Extracted records:

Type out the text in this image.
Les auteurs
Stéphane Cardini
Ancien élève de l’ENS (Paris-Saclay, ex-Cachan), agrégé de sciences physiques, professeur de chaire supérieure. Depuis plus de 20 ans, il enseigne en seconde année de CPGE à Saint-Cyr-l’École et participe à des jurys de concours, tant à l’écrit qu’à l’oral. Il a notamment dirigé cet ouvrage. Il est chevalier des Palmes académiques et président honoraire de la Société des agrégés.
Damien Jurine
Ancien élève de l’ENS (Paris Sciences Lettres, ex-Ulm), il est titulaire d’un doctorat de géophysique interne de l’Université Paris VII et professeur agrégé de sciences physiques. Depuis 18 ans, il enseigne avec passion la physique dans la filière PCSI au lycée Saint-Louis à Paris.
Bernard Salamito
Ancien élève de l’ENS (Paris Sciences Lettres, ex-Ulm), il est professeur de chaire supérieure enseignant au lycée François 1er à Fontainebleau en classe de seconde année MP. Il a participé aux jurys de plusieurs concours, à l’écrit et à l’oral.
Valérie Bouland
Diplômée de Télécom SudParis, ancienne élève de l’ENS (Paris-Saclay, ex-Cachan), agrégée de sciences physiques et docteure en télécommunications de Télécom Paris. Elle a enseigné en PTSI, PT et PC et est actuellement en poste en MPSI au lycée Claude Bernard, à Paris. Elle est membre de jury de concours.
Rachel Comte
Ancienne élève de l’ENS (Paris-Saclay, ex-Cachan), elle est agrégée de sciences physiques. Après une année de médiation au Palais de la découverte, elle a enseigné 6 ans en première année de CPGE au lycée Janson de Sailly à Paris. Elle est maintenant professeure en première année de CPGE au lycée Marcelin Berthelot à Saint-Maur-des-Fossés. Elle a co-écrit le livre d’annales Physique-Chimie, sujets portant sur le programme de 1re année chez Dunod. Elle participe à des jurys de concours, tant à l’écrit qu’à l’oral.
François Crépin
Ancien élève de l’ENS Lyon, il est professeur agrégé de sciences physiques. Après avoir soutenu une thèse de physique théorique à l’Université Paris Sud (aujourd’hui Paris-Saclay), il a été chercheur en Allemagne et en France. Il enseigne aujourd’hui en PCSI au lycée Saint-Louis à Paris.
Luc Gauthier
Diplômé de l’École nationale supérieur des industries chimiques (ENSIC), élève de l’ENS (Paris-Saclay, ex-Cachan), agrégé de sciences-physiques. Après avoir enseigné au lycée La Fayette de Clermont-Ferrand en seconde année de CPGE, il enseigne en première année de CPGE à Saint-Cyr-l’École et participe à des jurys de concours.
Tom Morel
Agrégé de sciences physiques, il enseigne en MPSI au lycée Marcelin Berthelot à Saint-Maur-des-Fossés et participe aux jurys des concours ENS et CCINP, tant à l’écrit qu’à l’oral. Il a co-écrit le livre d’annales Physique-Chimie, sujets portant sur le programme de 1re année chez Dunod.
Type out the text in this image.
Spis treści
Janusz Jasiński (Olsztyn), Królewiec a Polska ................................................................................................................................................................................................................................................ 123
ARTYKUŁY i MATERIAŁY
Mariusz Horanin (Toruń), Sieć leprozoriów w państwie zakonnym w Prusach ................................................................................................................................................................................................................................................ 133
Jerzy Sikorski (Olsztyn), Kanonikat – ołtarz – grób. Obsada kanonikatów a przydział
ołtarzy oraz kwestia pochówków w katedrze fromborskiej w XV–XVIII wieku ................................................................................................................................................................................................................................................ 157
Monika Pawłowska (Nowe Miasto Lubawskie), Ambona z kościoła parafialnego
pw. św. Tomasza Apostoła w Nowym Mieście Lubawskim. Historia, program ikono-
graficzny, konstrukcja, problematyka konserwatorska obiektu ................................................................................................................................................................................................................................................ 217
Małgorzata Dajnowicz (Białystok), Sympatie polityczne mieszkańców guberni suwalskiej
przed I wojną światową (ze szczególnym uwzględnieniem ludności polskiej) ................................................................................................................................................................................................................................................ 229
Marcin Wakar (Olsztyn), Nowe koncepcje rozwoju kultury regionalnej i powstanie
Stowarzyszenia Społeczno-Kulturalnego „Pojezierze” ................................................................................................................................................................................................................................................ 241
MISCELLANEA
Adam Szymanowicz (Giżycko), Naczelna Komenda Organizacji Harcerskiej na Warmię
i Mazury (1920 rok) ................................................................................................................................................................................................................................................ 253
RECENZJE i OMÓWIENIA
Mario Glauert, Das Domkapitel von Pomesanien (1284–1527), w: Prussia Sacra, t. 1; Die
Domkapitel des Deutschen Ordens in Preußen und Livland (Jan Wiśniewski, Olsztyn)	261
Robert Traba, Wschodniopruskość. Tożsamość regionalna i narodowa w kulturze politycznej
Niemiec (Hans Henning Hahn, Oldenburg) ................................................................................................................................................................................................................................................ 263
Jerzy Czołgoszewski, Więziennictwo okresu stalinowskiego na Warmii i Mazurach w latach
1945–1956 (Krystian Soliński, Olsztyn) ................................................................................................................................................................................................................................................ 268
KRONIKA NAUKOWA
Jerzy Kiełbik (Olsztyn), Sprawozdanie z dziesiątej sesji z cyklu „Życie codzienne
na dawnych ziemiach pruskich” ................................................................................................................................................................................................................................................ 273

### Exercise description
Copy all of the data. Keep every word exactly as it is.

### Full answer
Type out the text in this image.
Les auteurs
Stéphane Cardini
Ancien élève de l’ENS (Paris-Saclay, ex-Cachan), agrégé de sciences physiques, professeur de chaire supérieure. Depuis plus de 20 ans, il enseigne en seconde année de CPGE à Saint-Cyr-l’École et participe à des jurys de concours, tant à l’écrit qu’à l’oral. Il a notamment dirigé cet ouvrage. Il est chevalier des Palmes académiques et président honoraire de la Société des agrégés.
Damien Jurine
Ancien élève de l’ENS (Paris Sciences Lettres, ex-Ulm), il est titulaire d’un doctorat de géophysique interne de l’Université Paris VII et professeur agrégé de sciences physiques. Depuis 18 ans, il enseigne avec passion la physique dans la filière PCSI au lycée Saint-Louis à Paris.
Bernard Salamito
Ancien élève de l’ENS (Paris Sciences Lettres, ex-Ulm), il est professeur de chaire supérieure enseignant au lycée François 1er à Fontainebleau en classe de seconde année MP. Il a participé aux jurys de plusieurs concours, à l’écrit et à l’oral.
Valérie Bouland
Diplômée de Télécom SudParis, ancienne élève de l’ENS (Paris-Saclay, ex-Cachan), agrégée de sciences physiques et docteure en télécommunications de Télécom Paris. Elle a enseigné en PTSI, PT et PC et est actuellement en poste en MPSI au lycée Claude Bernard, à Paris. Elle est membre de jury de concours.
Rachel Comte
Ancienne élève de l’ENS (Paris-Saclay, ex-Cachan), elle est agrégée de sciences physiques. Après une année de médiation au Palais de la découverte, elle a enseigné 6 ans en première année de CPGE au lycée Janson de Sailly à Paris. Elle est maintenant professeure en première année de CPGE au lycée Marcelin Berthelot à Saint-Maur-des-Fossés. Elle a co-écrit le livre d’annales Physique-Chimie, sujets portant sur le programme de 1re année chez Dunod. Elle participe à des jurys de concours, tant à l’écrit qu’à l’oral.
François Crépin
Ancien élève de l’ENS Lyon, il est professeur agrégé de sciences physiques. Après avoir soutenu une thèse de physique théorique à l’Université Paris Sud (aujourd’hui Paris-Saclay), il a été chercheur en Allemagne et en France. Il enseigne aujourd’hui en PCSI au lycée Saint-Louis à Paris.
Luc Gauthier
Diplômé de l’École nationale supérieur des industries chimiques (ENSIC), élève de l’ENS (Paris-Saclay, ex-Cachan), agrégé de sciences-physiques. Après avoir enseigné au lycée La Fayette de Clermont-Ferrand en seconde année de CPGE, il enseigne en première année de CPGE à Saint-Cyr-l’École et participe à des jurys de concours.
Tom Morel
Agrégé de sciences physiques, il enseigne en MPSI au lycée Marcelin Berthelot à Saint-Maur-des-Fossés et participe aux jurys des concours ENS et CCINP, tant à l’écrit qu’à l’oral. Il a co-écrit le livre d’annales Physique-Chimie, sujets portant sur le programme de 1re année chez Dunod.
Type out the text in this image.
Spis treści
Janusz Jasiński (Olsztyn), Królewiec a Polska ................................................................................................................................................................................................................................................ 123
ARTYKUŁY i MATERIAŁY
Mariusz Horanin (Toruń), Sieć leprozoriów w państwie zakonnym w Prusach ................................................................................................................................................................................................................................................ 133
Jerzy Sikorski (Olsztyn), Kanonikat – ołtarz – grób. Obsada kanonikatów a przydział
ołtarzy oraz kwestia pochówków w katedrze fromborskiej w XV–XVIII wieku ................................................................................................................................................................................................................................................ 157
Monika Pawłowska (Nowe Miasto Lubawskie), Ambona z kościoła parafialnego
pw. św. Tomasza Apostoła w Nowym Mieście Lubawskim. Historia, program ikono-
graficzny, konstrukcja, problematyka konserwatorska obiektu ................................................................................................................................................................................................................................................ 217
Małgorzata Dajnowicz (Białystok), Sympatie polityczne mieszkańców guberni suwalskiej
przed I wojną światową (ze szczególnym uwzględnieniem ludności polskiej) ................................................................................................................................................................................................................................................ 229
Marcin Wakar (Olsztyn), Nowe koncepcje rozwoju kultury regionalnej i powstanie
Stowarzyszenia Społeczno-Kulturalnego „Pojezierze” ................................................................................................................................................................................................................................................ 241
MISCELLANEA
Adam Szymanowicz (Giżycko), Naczelna Komenda Organizacji Harcerskiej na Warmię
i Mazury (1920 rok) ................................................................................................................................................................................................................................................ 253
RECENZJE i OMÓWIENIA
Mario Glauert, Das Domkapitel von Pomesanien (1284–1527), w: Prussia Sacra, t. 1; Die
Domkapitel des Deutschen Ordens in Preußen und Livland (Jan Wiśniewski, Olsztyn)	261
Robert Traba, Wschodniopruskość. Tożsamość regionalna i narodowa w kulturze politycznej
Niemiec (Hans Henning Hahn, Oldenburg) ................................................................................................................................................................................................................................................ 263
Jerzy Czołgoszewski, Więziennictwo okresu stalinowskiego na Warmii i Mazurach w latach
1945–1956 (Krystian Soliński, Olsztyn) ................................................................................................................................................................................................................................................ 268
KRONIKA NAUKOWA
Jerzy Kiełbik (Olsztyn), Sprawozdanie z dziesiątej sesji z cyklu „Życie codzienne
na dawnych ziemiach pruskich” ................................................................................................................................................................................................................................................ 273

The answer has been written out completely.